GIVEN REQUEST: Scan the records for the word "değil". Copy each line that includes it.

(Data excerpts)
==*==
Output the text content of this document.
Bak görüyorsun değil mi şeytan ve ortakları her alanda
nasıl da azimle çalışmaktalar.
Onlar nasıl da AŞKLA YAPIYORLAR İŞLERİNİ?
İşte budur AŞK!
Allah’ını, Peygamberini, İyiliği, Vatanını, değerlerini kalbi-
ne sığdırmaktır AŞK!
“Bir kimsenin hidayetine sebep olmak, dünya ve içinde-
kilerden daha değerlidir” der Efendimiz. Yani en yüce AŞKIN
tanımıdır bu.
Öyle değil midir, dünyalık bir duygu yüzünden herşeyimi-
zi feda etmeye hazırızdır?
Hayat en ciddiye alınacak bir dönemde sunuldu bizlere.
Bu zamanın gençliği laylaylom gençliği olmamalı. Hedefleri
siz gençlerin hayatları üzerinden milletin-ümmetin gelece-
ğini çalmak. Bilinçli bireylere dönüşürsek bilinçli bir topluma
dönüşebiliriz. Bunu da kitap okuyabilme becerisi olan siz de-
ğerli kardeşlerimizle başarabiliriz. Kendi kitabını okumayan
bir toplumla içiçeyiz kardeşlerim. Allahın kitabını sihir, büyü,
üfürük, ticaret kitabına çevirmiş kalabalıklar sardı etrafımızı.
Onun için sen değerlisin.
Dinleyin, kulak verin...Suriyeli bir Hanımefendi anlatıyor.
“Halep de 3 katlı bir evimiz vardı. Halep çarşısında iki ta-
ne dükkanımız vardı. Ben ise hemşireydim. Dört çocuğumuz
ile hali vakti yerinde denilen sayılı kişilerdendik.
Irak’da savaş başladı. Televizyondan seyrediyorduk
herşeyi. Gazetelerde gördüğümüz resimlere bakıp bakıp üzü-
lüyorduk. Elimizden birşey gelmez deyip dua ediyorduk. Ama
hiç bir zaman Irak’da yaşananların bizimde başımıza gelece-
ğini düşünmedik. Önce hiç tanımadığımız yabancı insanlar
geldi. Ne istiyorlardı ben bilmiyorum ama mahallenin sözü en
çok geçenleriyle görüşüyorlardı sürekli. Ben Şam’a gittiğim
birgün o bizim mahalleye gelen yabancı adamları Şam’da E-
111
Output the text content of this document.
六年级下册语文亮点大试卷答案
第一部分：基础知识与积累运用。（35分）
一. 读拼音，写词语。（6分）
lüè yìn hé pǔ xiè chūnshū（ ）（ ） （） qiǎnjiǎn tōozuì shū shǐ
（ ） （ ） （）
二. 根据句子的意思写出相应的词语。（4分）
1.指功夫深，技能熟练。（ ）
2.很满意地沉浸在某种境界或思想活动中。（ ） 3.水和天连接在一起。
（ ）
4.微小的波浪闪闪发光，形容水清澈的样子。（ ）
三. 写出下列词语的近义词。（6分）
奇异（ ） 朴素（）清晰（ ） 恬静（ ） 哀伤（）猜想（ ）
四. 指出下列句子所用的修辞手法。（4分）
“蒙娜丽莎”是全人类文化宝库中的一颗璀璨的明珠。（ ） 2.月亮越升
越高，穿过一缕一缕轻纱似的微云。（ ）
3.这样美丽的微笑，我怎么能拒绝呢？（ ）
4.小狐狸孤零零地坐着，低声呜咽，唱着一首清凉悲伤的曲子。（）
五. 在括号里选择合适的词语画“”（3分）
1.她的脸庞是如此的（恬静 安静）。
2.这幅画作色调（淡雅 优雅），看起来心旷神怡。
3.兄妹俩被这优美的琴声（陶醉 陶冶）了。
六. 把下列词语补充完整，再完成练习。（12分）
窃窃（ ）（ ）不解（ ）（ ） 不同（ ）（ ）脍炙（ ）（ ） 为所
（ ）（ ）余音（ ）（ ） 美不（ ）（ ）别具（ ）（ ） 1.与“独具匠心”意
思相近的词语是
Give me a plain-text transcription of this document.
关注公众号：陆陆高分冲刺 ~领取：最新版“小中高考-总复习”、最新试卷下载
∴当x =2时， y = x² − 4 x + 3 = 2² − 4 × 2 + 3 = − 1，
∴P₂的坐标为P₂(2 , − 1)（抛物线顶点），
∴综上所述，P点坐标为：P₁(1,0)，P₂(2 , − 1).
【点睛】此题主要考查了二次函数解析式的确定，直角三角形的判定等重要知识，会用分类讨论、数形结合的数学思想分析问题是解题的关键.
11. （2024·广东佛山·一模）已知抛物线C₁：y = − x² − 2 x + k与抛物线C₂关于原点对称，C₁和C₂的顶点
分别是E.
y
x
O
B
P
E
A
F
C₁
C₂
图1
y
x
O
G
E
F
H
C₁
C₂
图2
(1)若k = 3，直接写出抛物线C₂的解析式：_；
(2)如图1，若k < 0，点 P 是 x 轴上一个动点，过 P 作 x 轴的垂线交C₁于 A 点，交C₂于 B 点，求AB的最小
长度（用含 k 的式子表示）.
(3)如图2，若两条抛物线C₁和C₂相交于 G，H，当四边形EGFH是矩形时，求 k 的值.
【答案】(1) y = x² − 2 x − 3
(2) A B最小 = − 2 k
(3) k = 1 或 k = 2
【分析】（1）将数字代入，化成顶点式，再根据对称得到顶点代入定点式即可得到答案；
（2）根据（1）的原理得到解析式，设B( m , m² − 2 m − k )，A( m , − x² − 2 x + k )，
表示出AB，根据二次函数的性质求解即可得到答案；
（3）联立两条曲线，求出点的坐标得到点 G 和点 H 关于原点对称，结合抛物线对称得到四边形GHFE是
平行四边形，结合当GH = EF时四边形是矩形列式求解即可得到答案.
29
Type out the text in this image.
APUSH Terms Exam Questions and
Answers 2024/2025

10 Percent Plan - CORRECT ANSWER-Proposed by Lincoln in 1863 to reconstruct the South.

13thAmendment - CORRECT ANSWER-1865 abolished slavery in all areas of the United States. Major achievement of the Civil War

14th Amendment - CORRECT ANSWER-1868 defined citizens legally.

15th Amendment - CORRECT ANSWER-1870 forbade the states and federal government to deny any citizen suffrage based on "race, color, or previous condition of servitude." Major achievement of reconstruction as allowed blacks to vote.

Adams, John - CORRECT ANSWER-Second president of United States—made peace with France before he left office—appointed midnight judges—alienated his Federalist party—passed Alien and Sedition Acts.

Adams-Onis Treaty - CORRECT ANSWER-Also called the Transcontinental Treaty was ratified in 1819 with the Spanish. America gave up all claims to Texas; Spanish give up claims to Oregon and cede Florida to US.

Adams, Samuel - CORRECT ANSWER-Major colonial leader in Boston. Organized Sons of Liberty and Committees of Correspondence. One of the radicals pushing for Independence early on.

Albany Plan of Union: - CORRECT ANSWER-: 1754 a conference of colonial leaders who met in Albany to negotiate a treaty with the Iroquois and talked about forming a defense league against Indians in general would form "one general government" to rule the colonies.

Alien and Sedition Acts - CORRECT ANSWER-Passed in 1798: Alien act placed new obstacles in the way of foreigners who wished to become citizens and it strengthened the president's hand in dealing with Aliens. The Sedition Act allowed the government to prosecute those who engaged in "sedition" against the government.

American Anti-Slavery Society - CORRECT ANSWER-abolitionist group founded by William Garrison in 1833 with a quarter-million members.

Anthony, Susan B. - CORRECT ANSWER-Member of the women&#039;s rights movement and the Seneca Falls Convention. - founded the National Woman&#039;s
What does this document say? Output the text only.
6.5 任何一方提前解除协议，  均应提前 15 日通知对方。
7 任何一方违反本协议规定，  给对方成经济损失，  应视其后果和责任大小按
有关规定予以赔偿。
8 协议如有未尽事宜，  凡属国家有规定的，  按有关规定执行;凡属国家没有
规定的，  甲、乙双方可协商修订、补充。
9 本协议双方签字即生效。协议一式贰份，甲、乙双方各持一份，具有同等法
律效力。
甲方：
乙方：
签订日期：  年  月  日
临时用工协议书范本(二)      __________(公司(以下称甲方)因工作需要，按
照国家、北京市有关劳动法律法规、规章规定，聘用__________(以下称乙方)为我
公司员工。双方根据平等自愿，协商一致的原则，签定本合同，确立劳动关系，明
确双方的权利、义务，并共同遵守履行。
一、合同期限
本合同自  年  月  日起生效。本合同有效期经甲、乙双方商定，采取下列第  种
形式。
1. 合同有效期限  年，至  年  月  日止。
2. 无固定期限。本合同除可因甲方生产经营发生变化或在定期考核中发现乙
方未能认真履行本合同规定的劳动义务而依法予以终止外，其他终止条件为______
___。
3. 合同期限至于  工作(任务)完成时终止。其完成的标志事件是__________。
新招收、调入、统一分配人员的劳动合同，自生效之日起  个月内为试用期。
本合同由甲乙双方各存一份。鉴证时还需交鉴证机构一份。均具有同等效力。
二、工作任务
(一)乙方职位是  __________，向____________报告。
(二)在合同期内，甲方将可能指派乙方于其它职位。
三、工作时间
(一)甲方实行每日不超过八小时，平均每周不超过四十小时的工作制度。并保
==*==
SOLUTION TO THIS PROBLEM:
Bak görüyorsun değil mi şeytan ve ortakları her alanda
Öyle değil midir, dünyalık bir duygu yüzünden herşeyimi-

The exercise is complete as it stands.